→ Required work
Retype each entry below, keeping every character the same.

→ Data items
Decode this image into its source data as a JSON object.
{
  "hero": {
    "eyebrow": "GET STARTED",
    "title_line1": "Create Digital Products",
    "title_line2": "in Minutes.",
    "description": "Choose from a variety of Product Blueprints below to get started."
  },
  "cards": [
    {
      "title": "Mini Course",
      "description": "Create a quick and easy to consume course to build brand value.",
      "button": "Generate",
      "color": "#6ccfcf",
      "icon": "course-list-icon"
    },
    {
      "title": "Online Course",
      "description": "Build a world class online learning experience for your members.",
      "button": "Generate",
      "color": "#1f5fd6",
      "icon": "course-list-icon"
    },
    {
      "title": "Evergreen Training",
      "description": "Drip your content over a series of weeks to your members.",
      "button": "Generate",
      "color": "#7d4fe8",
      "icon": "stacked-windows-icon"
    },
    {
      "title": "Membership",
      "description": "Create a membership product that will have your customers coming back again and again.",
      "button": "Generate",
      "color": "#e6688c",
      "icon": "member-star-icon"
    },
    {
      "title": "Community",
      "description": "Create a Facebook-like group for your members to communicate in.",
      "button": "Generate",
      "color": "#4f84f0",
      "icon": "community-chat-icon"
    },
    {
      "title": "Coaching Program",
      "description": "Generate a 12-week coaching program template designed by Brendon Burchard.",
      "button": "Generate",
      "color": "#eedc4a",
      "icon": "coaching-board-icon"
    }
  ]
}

→ Task solution
Decode this image into its source data as a JSON object.
{
  "hero": {
    "eyebrow": "GET STARTED",
    "title_line1": "Create Digital Products",
    "title_line2": "in Minutes.",
    "description": "Choose from a variety of Product Blueprints below to get started."
  },
  "cards": [
    {
      "title": "Mini Course",
      "description": "Create a quick and easy to consume course to build brand value.",
      "button": "Generate",
      "color": "#6ccfcf",
      "icon": "course-list-icon"
    },
    {
      "title": "Online Course",
      "description": "Build a world class online learning experience for your members.",
      "button": "Generate",
      "color": "#1f5fd6",
      "icon": "course-list-icon"
    },
    {
      "title": "Evergreen Training",
      "description": "Drip your content over a series of weeks to your members.",
      "button": "Generate",
      "color": "#7d4fe8",
      "icon": "stacked-windows-icon"
    },
    {
      "title": "Membership",
      "description": "Create a membership product that will have your customers coming back again and again.",
      "button": "Generate",
      "color": "#e6688c",
      "icon": "member-star-icon"
    },
    {
      "title": "Community",
      "description": "Create a Facebook-like group for your members to communicate in.",
      "button": "Generate",
      "color": "#4f84f0",
      "icon": "community-chat-icon"
    },
    {
      "title": "Coaching Program",
      "description": "Generate a 12-week coaching program template designed by Brendon Burchard.",
      "button": "Generate",
      "color": "#eedc4a",
      "icon": "coaching-board-icon"
    }
  ]
}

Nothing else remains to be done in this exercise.